The entries below are to be transcribed in full, without their images.
----- AVAILABLE DATA -----
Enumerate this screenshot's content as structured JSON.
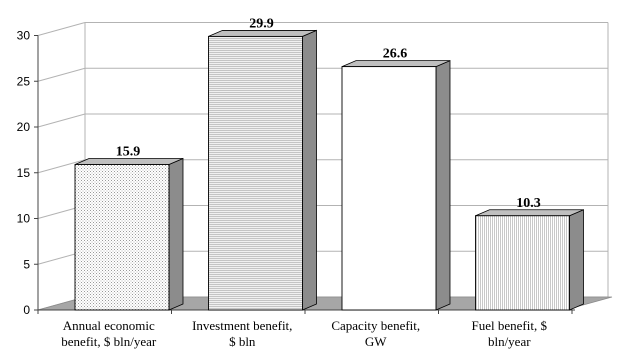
{
  "chart_data": {
    "type": "bar",
    "title": "",
    "xlabel": "",
    "ylabel": "",
    "ylim": [
      0,
      30
    ],
    "yticks": [
      0,
      5,
      10,
      15,
      20,
      25,
      30
    ],
    "grid": true,
    "legend": "none",
    "style": "3d-column",
    "categories": [
      [
        "Annual economic",
        "benefit, $ bln/year"
      ],
      [
        "Investment benefit,",
        "$ bln"
      ],
      [
        "Capacity benefit,",
        "GW"
      ],
      [
        "Fuel benefit, $",
        "bln/year"
      ]
    ],
    "values": [
      15.9,
      29.9,
      26.6,
      10.3
    ],
    "value_labels": [
      "15.9",
      "29.9",
      "26.6",
      "10.3"
    ],
    "fills": [
      "dotted",
      "horizontal-lines",
      "white",
      "vertical-lines"
    ],
    "colors": {
      "gridline": "#b3b3b3",
      "floor": "#a6a6a6",
      "bar_outline": "#000000",
      "bar_side": "#8c8c8c",
      "bar_top": "#bfbfbf"
    }
  }
}
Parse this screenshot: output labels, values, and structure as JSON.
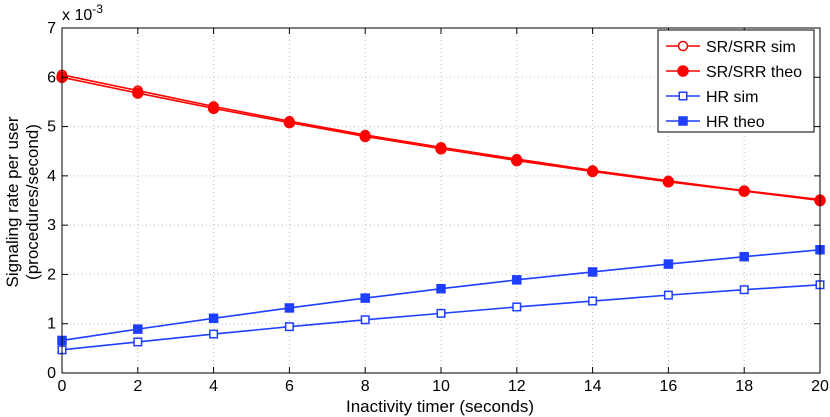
{
  "chart_data": {
    "type": "line",
    "xlabel": "Inactivity timer (seconds)",
    "ylabel_line1": "Signaling rate per user",
    "ylabel_line2": "(procedures/second)",
    "y_multiplier_base": "x 10",
    "y_multiplier_exponent": "-3",
    "xlim": [
      0,
      20
    ],
    "ylim": [
      0,
      7
    ],
    "x_ticks": [
      0,
      2,
      4,
      6,
      8,
      10,
      12,
      14,
      16,
      18,
      20
    ],
    "y_ticks": [
      0,
      1,
      2,
      3,
      4,
      5,
      6,
      7
    ],
    "grid": true,
    "legend_position": "top-right",
    "x": [
      0,
      2,
      4,
      6,
      8,
      10,
      12,
      14,
      16,
      18,
      20
    ],
    "series": [
      {
        "name": "SR/SRR sim",
        "color": "#ff0000",
        "marker": "circle-open",
        "values": [
          6.05,
          5.73,
          5.41,
          5.11,
          4.83,
          4.58,
          4.34,
          4.11,
          3.9,
          3.7,
          3.52
        ]
      },
      {
        "name": "SR/SRR theo",
        "color": "#ff0000",
        "marker": "circle-filled",
        "values": [
          6.0,
          5.68,
          5.37,
          5.08,
          4.8,
          4.55,
          4.31,
          4.09,
          3.88,
          3.69,
          3.5
        ]
      },
      {
        "name": "HR sim",
        "color": "#1f3fff",
        "marker": "square-open",
        "values": [
          0.47,
          0.63,
          0.79,
          0.94,
          1.08,
          1.21,
          1.34,
          1.46,
          1.58,
          1.69,
          1.79
        ]
      },
      {
        "name": "HR theo",
        "color": "#1f3fff",
        "marker": "square-filled",
        "values": [
          0.66,
          0.89,
          1.11,
          1.32,
          1.52,
          1.71,
          1.89,
          2.05,
          2.21,
          2.36,
          2.5
        ]
      }
    ]
  }
}
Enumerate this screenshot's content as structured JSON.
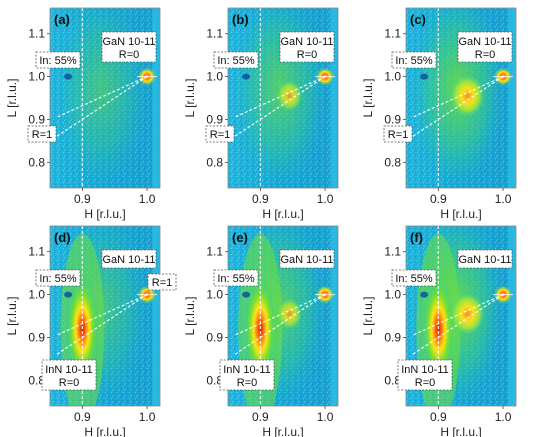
{
  "panels": [
    {
      "id": "a",
      "letter": "(a)",
      "peak": "GaN 10-11",
      "peak_sub": "R=0",
      "in_label": "In: 55%",
      "r_label": "R=1",
      "bottom_peak": "",
      "bottom_sub": "",
      "ingan_peak": 0.0,
      "inn_peak": 0.0
    },
    {
      "id": "b",
      "letter": "(b)",
      "peak": "GaN 10-11",
      "peak_sub": "R=0",
      "in_label": "In: 55%",
      "r_label": "R=1",
      "bottom_peak": "",
      "bottom_sub": "",
      "ingan_peak": 0.45,
      "inn_peak": 0.0
    },
    {
      "id": "c",
      "letter": "(c)",
      "peak": "GaN 10-11",
      "peak_sub": "R=0",
      "in_label": "In: 55%",
      "r_label": "R=1",
      "bottom_peak": "",
      "bottom_sub": "",
      "ingan_peak": 0.9,
      "inn_peak": 0.0
    },
    {
      "id": "d",
      "letter": "(d)",
      "peak": "GaN 10-11",
      "peak_sub": "",
      "in_label": "In: 55%",
      "r_label": "R=1",
      "bottom_peak": "InN 10-11",
      "bottom_sub": "R=0",
      "ingan_peak": 0.0,
      "inn_peak": 1.0
    },
    {
      "id": "e",
      "letter": "(e)",
      "peak": "GaN 10-11",
      "peak_sub": "",
      "in_label": "In: 55%",
      "r_label": "",
      "bottom_peak": "InN 10-11",
      "bottom_sub": "R=0",
      "ingan_peak": 0.45,
      "inn_peak": 1.0
    },
    {
      "id": "f",
      "letter": "(f)",
      "peak": "GaN 10-11",
      "peak_sub": "",
      "in_label": "In: 55%",
      "r_label": "",
      "bottom_peak": "InN 10-11",
      "bottom_sub": "R=0",
      "ingan_peak": 0.9,
      "inn_peak": 1.0
    }
  ],
  "chart_data": {
    "type": "heatmap",
    "xlabel": "H [r.l.u.]",
    "ylabel": "L [r.l.u.]",
    "x_ticks": [
      "0.9",
      "1.0"
    ],
    "y_ticks": [
      "0.8",
      "0.9",
      "1.0",
      "1.1"
    ],
    "xlim": [
      0.85,
      1.02
    ],
    "ylim": [
      0.74,
      1.16
    ],
    "gan_peak": {
      "H": 1.0,
      "L": 1.0
    },
    "inn_peak": {
      "H": 0.9,
      "L": 0.92
    },
    "ingan_peak": {
      "H": 0.945,
      "L": 0.955
    },
    "in55_line": {
      "H": 0.9
    },
    "colors": {
      "background": "#18b0d8",
      "low": "#2bd09a",
      "mid": "#7be02a",
      "high": "#ffe21a",
      "peak": "#ff7a10",
      "max": "#d11a10"
    }
  }
}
-----
### OUTPUT FOR THIS EXERCISE
Enumerate this screenshot's content as structured JSON.
{
  "chart_data": {
    "type": "bar",
    "title": "",
    "xlabel": "",
    "ylabel": "",
    "ylim": [
      0,
      30
    ],
    "yticks": [
      0,
      5,
      10,
      15,
      20,
      25,
      30
    ],
    "grid": true,
    "legend": "none",
    "style": "3d-column",
    "categories": [
      [
        "Annual economic",
        "benefit, $ bln/year"
      ],
      [
        "Investment benefit,",
        "$ bln"
      ],
      [
        "Capacity benefit,",
        "GW"
      ],
      [
        "Fuel benefit, $",
        "bln/year"
      ]
    ],
    "values": [
      15.9,
      29.9,
      26.6,
      10.3
    ],
    "value_labels": [
      "15.9",
      "29.9",
      "26.6",
      "10.3"
    ],
    "fills": [
      "dotted",
      "horizontal-lines",
      "white",
      "vertical-lines"
    ],
    "colors": {
      "gridline": "#b3b3b3",
      "floor": "#a6a6a6",
      "bar_outline": "#000000",
      "bar_side": "#8c8c8c",
      "bar_top": "#bfbfbf"
    }
  }
}
Parse this screenshot: output labels, values, and structure as JSON.
{
  "chart_data": {
    "type": "line",
    "xlabel": "Inactivity timer (seconds)",
    "ylabel_line1": "Signaling rate per user",
    "ylabel_line2": "(procedures/second)",
    "y_multiplier_base": "x 10",
    "y_multiplier_exponent": "-3",
    "xlim": [
      0,
      20
    ],
    "ylim": [
      0,
      7
    ],
    "x_ticks": [
      0,
      2,
      4,
      6,
      8,
      10,
      12,
      14,
      16,
      18,
      20
    ],
    "y_ticks": [
      0,
      1,
      2,
      3,
      4,
      5,
      6,
      7
    ],
    "grid": true,
    "legend_position": "top-right",
    "x": [
      0,
      2,
      4,
      6,
      8,
      10,
      12,
      14,
      16,
      18,
      20
    ],
    "series": [
      {
        "name": "SR/SRR sim",
        "color": "#ff0000",
        "marker": "circle-open",
        "values": [
          6.05,
          5.73,
          5.41,
          5.11,
          4.83,
          4.58,
          4.34,
          4.11,
          3.9,
          3.7,
          3.52
        ]
      },
      {
        "name": "SR/SRR theo",
        "color": "#ff0000",
        "marker": "circle-filled",
        "values": [
          6.0,
          5.68,
          5.37,
          5.08,
          4.8,
          4.55,
          4.31,
          4.09,
          3.88,
          3.69,
          3.5
        ]
      },
      {
        "name": "HR sim",
        "color": "#1f3fff",
        "marker": "square-open",
        "values": [
          0.47,
          0.63,
          0.79,
          0.94,
          1.08,
          1.21,
          1.34,
          1.46,
          1.58,
          1.69,
          1.79
        ]
      },
      {
        "name": "HR theo",
        "color": "#1f3fff",
        "marker": "square-filled",
        "values": [
          0.66,
          0.89,
          1.11,
          1.32,
          1.52,
          1.71,
          1.89,
          2.05,
          2.21,
          2.36,
          2.5
        ]
      }
    ]
  }
}
Enumerate this screenshot's content as structured JSON.
{
  "panels": [
    {
      "id": "a",
      "letter": "(a)",
      "peak": "GaN 10-11",
      "peak_sub": "R=0",
      "in_label": "In: 55%",
      "r_label": "R=1",
      "bottom_peak": "",
      "bottom_sub": "",
      "ingan_peak": 0.0,
      "inn_peak": 0.0
    },
    {
      "id": "b",
      "letter": "(b)",
      "peak": "GaN 10-11",
      "peak_sub": "R=0",
      "in_label": "In: 55%",
      "r_label": "R=1",
      "bottom_peak": "",
      "bottom_sub": "",
      "ingan_peak": 0.45,
      "inn_peak": 0.0
    },
    {
      "id": "c",
      "letter": "(c)",
      "peak": "GaN 10-11",
      "peak_sub": "R=0",
      "in_label": "In: 55%",
      "r_label": "R=1",
      "bottom_peak": "",
      "bottom_sub": "",
      "ingan_peak": 0.9,
      "inn_peak": 0.0
    },
    {
      "id": "d",
      "letter": "(d)",
      "peak": "GaN 10-11",
      "peak_sub": "",
      "in_label": "In: 55%",
      "r_label": "R=1",
      "bottom_peak": "InN 10-11",
      "bottom_sub": "R=0",
      "ingan_peak": 0.0,
      "inn_peak": 1.0
    },
    {
      "id": "e",
      "letter": "(e)",
      "peak": "GaN 10-11",
      "peak_sub": "",
      "in_label": "In: 55%",
      "r_label": "",
      "bottom_peak": "InN 10-11",
      "bottom_sub": "R=0",
      "ingan_peak": 0.45,
      "inn_peak": 1.0
    },
    {
      "id": "f",
      "letter": "(f)",
      "peak": "GaN 10-11",
      "peak_sub": "",
      "in_label": "In: 55%",
      "r_label": "",
      "bottom_peak": "InN 10-11",
      "bottom_sub": "R=0",
      "ingan_peak": 0.9,
      "inn_peak": 1.0
    }
  ],
  "chart_data": {
    "type": "heatmap",
    "xlabel": "H [r.l.u.]",
    "ylabel": "L [r.l.u.]",
    "x_ticks": [
      "0.9",
      "1.0"
    ],
    "y_ticks": [
      "0.8",
      "0.9",
      "1.0",
      "1.1"
    ],
    "xlim": [
      0.85,
      1.02
    ],
    "ylim": [
      0.74,
      1.16
    ],
    "gan_peak": {
      "H": 1.0,
      "L": 1.0
    },
    "inn_peak": {
      "H": 0.9,
      "L": 0.92
    },
    "ingan_peak": {
      "H": 0.945,
      "L": 0.955
    },
    "in55_line": {
      "H": 0.9
    },
    "colors": {
      "background": "#18b0d8",
      "low": "#2bd09a",
      "mid": "#7be02a",
      "high": "#ffe21a",
      "peak": "#ff7a10",
      "max": "#d11a10"
    }
  }
}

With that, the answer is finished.